Find all the lines with "xlabel" and gather them.

[START OF The input]

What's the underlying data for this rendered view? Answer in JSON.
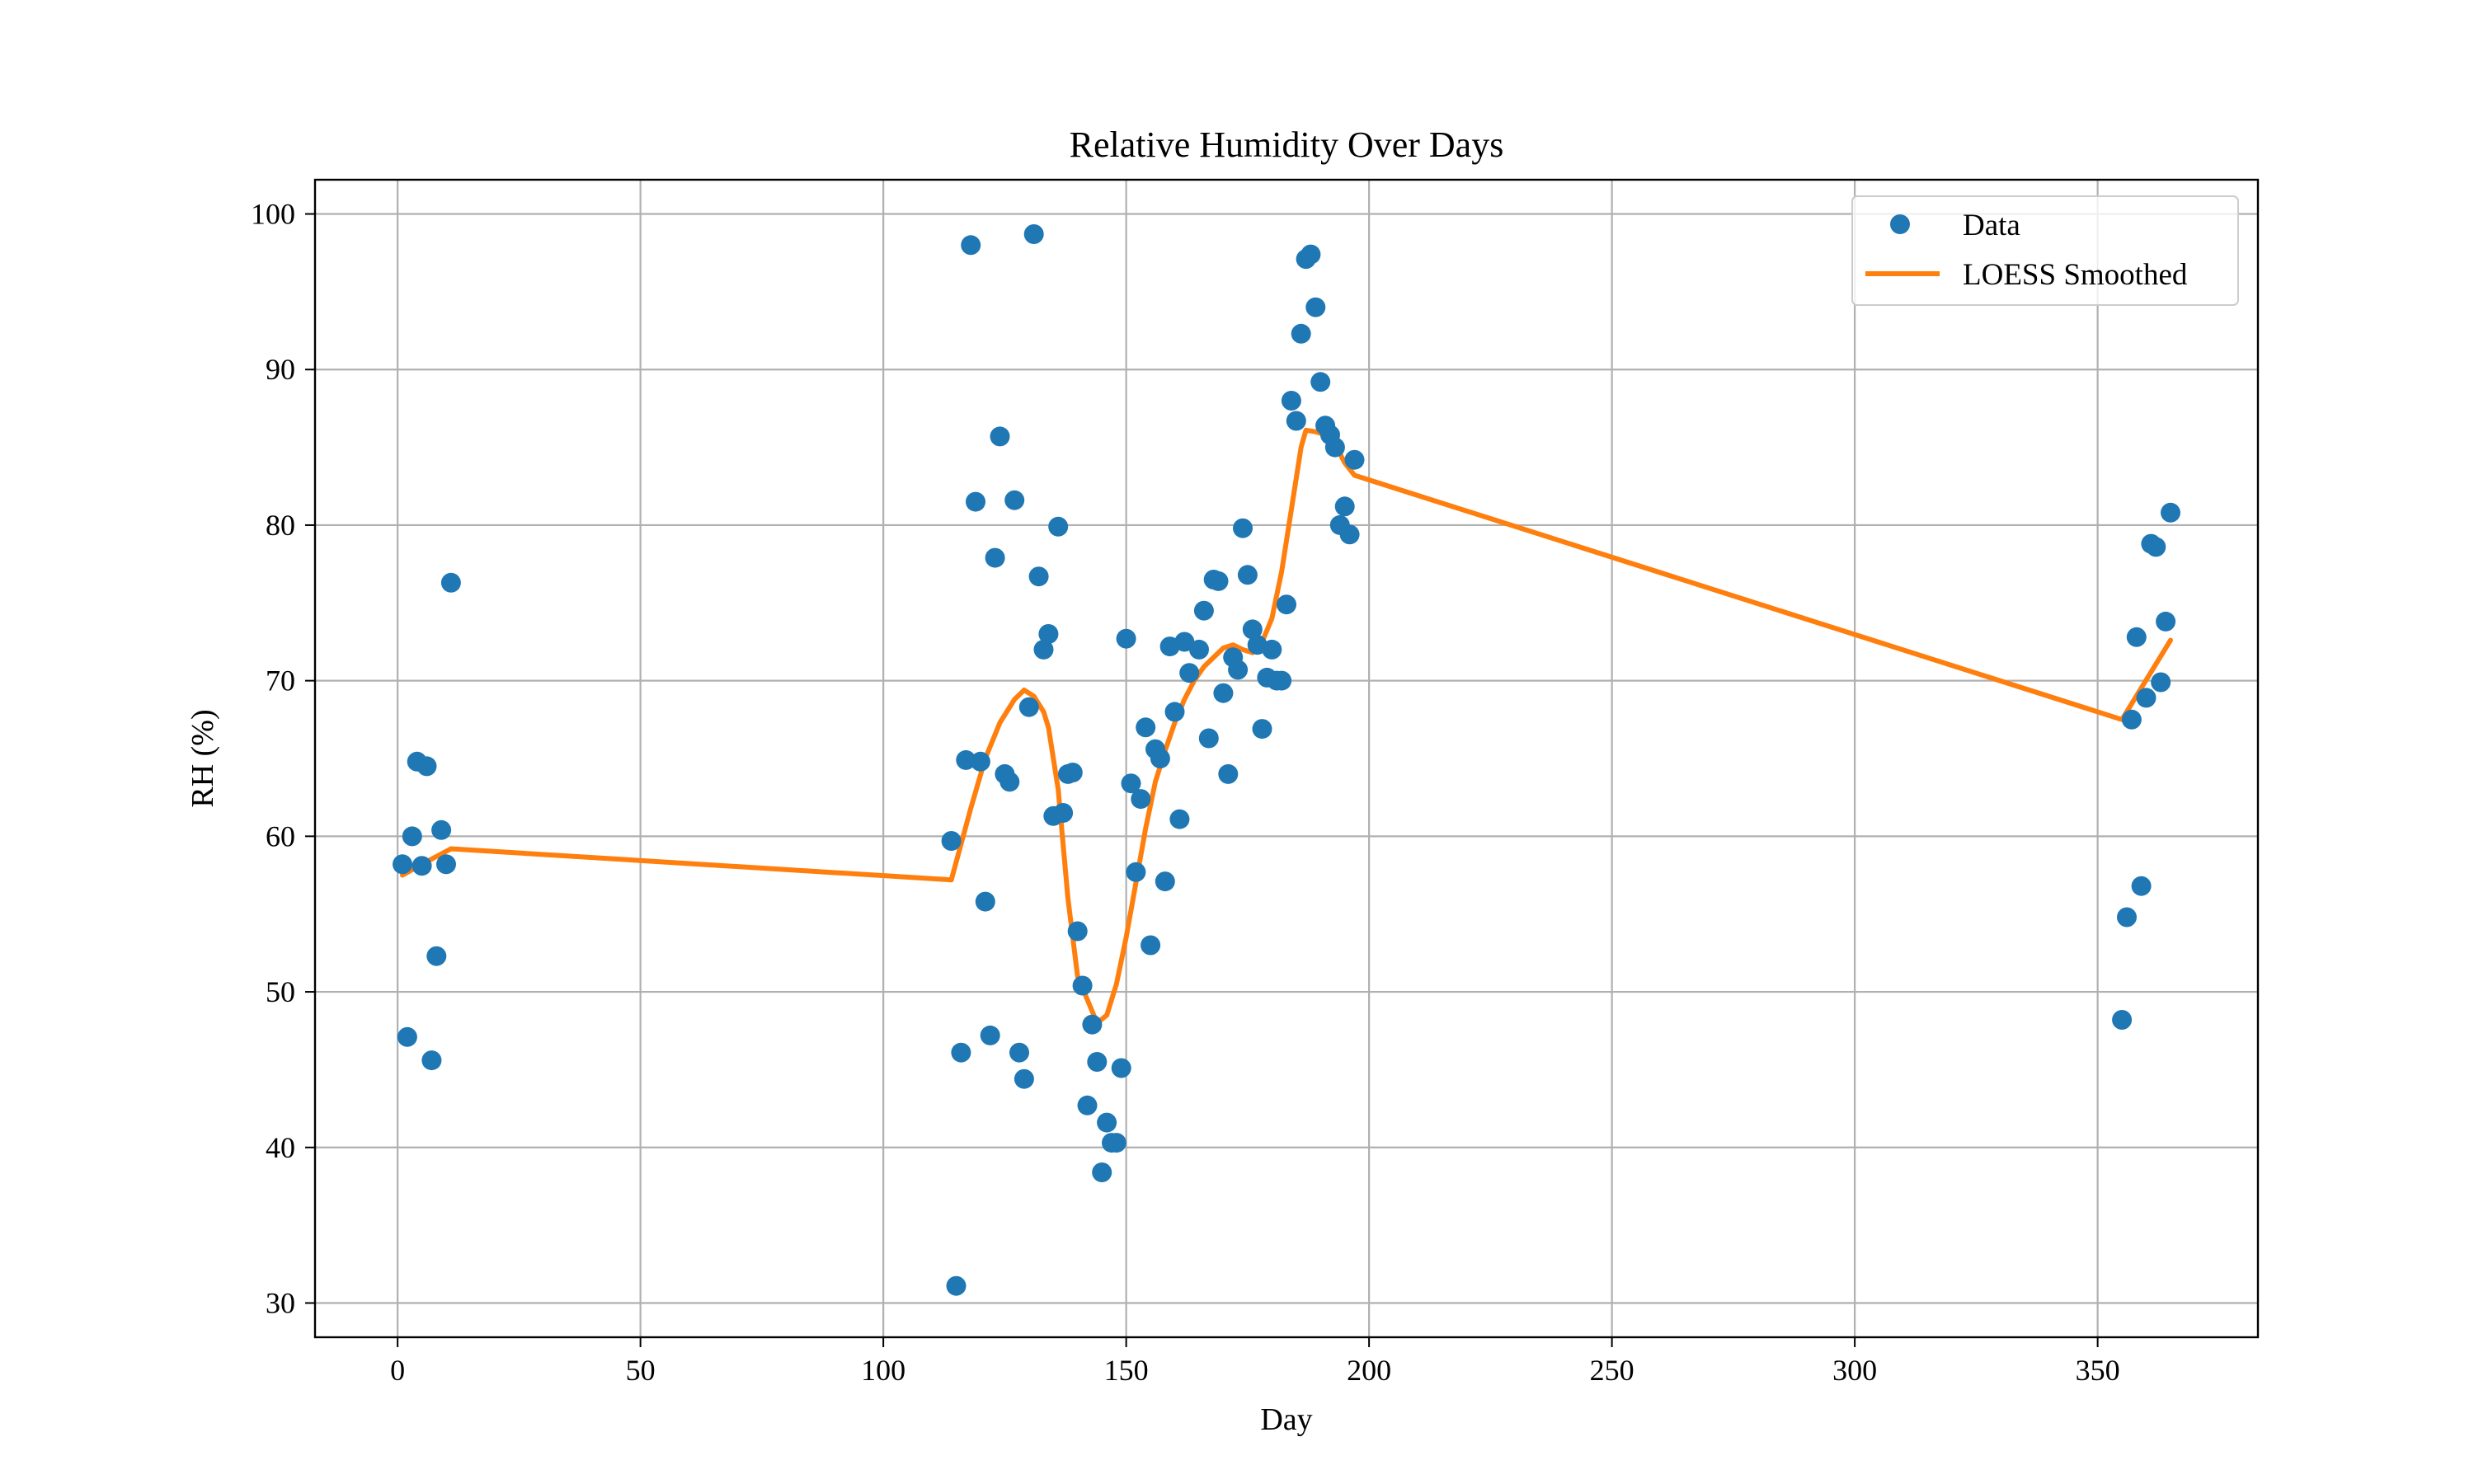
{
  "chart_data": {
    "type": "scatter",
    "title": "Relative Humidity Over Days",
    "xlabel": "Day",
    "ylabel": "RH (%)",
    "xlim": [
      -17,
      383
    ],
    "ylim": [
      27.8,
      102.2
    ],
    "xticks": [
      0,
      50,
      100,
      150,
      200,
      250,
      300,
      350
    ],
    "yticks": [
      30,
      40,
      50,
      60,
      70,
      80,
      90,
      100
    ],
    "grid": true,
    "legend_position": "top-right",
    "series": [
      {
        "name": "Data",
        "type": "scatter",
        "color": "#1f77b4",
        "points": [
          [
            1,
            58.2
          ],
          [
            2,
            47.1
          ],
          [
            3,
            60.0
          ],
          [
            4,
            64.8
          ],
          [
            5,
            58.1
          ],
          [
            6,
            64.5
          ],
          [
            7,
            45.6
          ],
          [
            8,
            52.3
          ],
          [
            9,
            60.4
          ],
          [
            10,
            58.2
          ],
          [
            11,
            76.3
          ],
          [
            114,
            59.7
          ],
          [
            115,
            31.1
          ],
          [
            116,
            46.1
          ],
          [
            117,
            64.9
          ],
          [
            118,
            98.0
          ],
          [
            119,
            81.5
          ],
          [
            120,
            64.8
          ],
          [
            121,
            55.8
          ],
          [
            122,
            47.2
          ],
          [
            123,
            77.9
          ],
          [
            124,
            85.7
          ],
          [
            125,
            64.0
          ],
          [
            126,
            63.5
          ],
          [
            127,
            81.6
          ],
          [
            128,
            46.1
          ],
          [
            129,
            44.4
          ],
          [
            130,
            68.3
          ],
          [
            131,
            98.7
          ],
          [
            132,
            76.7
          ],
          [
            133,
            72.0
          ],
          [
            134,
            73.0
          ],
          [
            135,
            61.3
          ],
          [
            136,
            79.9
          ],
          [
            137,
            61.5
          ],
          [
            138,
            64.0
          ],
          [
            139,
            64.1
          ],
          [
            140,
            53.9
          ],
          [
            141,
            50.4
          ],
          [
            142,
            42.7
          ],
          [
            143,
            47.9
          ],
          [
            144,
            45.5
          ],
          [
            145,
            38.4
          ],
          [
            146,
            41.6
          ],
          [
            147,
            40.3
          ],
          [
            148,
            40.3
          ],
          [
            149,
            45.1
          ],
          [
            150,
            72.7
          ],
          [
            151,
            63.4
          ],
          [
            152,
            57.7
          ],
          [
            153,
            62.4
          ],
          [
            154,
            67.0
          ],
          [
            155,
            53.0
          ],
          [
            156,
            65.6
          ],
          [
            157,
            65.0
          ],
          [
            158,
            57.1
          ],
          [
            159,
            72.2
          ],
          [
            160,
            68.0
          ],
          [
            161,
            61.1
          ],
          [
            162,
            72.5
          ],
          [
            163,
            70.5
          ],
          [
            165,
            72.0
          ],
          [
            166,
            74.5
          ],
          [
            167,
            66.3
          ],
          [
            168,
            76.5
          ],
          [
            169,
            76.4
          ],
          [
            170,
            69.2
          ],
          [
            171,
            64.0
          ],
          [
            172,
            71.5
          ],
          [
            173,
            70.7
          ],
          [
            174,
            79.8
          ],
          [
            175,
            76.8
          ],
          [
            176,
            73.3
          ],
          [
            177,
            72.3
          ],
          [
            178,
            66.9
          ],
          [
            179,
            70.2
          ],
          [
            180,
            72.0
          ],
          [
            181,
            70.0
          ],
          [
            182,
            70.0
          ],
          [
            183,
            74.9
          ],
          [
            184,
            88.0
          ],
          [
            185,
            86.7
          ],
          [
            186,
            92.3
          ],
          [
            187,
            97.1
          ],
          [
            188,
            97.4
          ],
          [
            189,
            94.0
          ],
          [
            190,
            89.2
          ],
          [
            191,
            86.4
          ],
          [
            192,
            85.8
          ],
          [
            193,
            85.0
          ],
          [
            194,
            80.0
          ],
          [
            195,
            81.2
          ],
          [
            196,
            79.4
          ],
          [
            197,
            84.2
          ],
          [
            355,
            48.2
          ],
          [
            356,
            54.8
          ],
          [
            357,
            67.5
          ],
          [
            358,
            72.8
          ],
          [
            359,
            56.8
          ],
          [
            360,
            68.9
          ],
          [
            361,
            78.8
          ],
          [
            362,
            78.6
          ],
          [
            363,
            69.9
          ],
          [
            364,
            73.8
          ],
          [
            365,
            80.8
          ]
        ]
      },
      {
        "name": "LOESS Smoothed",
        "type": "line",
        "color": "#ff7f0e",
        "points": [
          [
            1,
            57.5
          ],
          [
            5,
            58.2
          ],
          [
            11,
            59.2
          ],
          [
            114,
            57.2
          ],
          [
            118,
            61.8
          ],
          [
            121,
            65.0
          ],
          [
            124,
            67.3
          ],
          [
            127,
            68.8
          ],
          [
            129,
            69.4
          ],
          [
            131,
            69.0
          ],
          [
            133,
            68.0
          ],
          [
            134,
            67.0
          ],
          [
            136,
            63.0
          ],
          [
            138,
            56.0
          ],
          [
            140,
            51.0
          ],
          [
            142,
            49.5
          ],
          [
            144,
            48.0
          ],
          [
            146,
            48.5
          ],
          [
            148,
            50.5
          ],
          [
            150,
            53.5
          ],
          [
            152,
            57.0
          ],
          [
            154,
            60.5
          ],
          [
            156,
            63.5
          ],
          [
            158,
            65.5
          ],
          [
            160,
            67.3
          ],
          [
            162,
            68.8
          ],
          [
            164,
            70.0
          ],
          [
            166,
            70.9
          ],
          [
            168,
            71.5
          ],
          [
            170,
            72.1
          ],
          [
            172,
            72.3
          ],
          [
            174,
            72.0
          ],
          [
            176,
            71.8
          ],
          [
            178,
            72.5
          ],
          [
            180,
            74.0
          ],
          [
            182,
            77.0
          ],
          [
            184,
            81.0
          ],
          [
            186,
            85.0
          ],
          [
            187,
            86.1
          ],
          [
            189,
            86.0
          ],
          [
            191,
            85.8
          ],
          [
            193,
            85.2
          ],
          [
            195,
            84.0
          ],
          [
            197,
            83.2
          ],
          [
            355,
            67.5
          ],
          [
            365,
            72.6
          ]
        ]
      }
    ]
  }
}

[END OF The input]
[START OF The input]

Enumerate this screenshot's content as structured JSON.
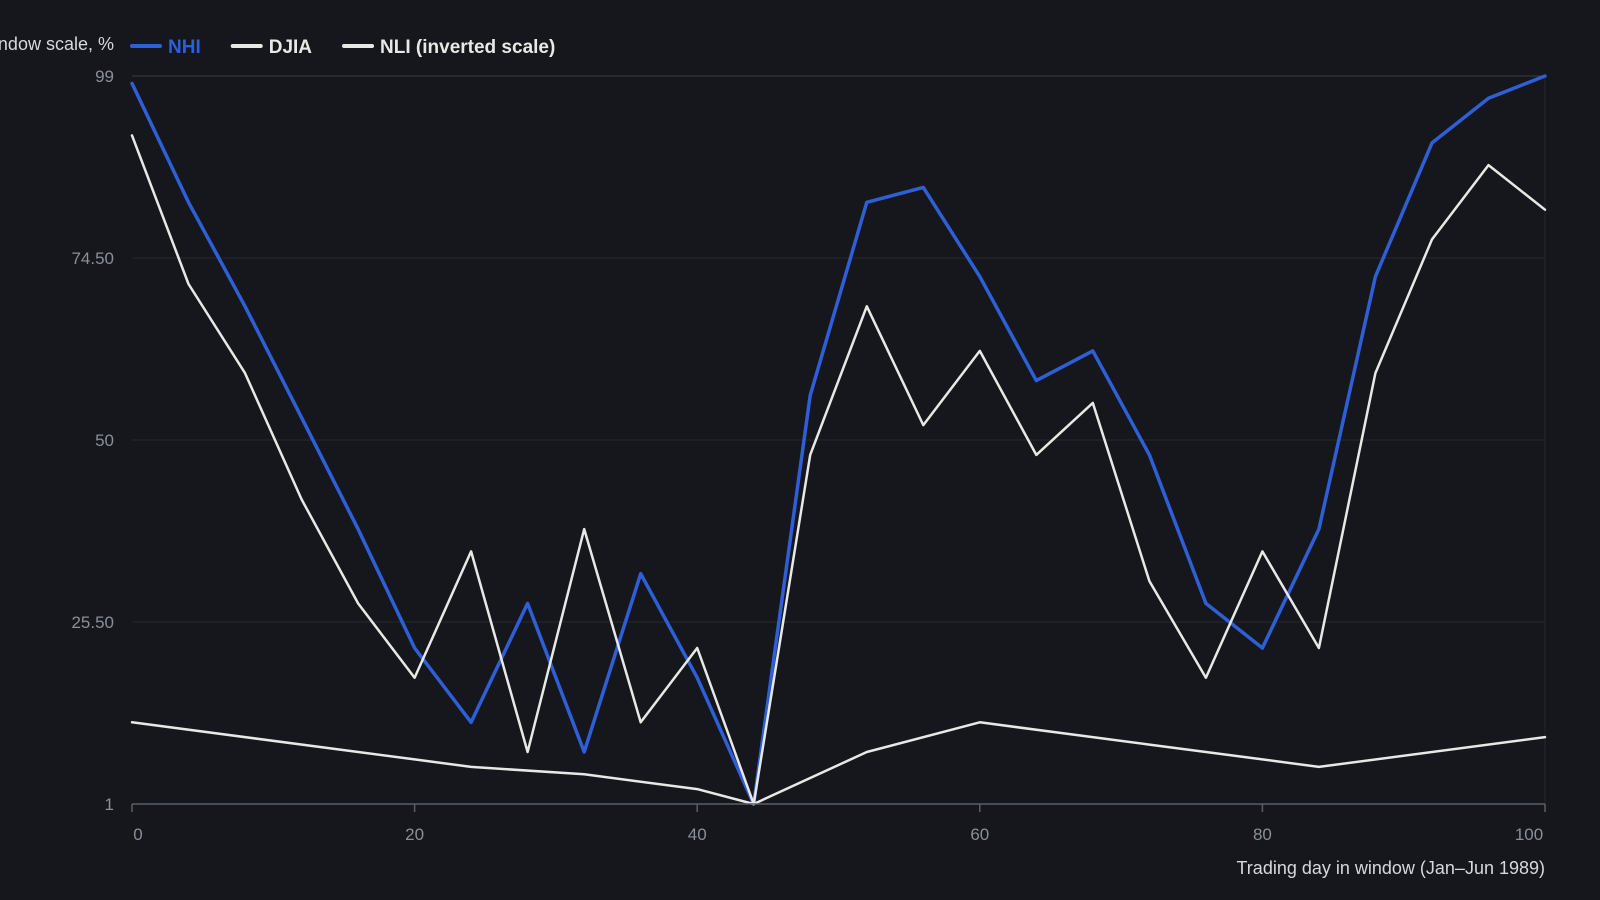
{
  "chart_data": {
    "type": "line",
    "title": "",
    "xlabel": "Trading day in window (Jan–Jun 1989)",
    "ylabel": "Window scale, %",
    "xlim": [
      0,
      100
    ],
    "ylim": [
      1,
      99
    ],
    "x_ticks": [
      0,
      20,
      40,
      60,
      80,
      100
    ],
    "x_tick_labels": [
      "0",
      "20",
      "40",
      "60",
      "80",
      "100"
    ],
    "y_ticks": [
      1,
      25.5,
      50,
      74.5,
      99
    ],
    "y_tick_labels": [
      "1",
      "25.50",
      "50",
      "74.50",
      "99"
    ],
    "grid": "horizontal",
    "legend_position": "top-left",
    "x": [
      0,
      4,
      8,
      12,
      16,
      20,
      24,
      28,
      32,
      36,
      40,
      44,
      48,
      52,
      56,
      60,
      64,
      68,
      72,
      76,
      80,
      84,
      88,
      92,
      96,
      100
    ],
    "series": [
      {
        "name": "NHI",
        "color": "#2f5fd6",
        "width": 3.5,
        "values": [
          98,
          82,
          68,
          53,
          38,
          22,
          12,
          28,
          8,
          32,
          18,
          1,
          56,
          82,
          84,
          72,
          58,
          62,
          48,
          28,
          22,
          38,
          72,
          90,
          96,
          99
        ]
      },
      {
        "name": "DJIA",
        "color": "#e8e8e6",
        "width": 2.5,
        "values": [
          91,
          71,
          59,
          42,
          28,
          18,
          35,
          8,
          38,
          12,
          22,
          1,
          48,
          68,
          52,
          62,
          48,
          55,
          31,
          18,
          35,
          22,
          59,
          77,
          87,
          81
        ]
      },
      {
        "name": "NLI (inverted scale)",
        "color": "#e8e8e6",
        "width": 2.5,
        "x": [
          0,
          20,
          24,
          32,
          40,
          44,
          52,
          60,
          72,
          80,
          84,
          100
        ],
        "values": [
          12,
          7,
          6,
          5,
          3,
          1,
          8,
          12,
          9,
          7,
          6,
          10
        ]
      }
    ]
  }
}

[END OF The input]
[START OF The input]

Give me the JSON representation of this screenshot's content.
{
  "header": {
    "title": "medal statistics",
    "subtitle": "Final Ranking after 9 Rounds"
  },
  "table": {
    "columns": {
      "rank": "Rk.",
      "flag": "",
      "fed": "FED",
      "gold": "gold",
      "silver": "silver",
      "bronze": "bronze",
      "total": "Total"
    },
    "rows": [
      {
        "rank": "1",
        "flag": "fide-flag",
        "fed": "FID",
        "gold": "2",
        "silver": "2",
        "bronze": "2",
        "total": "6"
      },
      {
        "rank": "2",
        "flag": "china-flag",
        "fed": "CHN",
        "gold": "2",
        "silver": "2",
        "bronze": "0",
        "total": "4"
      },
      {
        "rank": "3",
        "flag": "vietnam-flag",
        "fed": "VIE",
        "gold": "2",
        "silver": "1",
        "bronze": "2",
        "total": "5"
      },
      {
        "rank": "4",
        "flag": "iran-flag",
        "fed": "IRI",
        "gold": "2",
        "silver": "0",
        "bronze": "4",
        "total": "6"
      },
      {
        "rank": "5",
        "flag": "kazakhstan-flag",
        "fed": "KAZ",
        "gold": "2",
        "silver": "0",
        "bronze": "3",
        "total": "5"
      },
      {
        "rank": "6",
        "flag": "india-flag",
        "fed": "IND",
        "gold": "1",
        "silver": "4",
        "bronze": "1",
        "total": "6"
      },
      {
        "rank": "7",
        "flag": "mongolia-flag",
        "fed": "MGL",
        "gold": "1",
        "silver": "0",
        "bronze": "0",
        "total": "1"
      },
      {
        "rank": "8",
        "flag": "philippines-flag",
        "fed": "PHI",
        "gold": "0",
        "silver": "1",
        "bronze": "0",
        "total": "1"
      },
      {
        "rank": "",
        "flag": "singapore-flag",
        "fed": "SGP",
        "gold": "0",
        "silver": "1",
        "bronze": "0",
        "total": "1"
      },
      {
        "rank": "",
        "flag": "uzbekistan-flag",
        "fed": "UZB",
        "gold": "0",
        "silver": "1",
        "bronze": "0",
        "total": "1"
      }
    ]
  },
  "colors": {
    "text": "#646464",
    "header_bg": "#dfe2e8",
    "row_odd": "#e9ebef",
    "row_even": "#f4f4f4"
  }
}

[END OF The input]

### Exercise result
    "xlabel": "Day",
    "xlabel": "Trading day in window (Jan–Jun 1989)",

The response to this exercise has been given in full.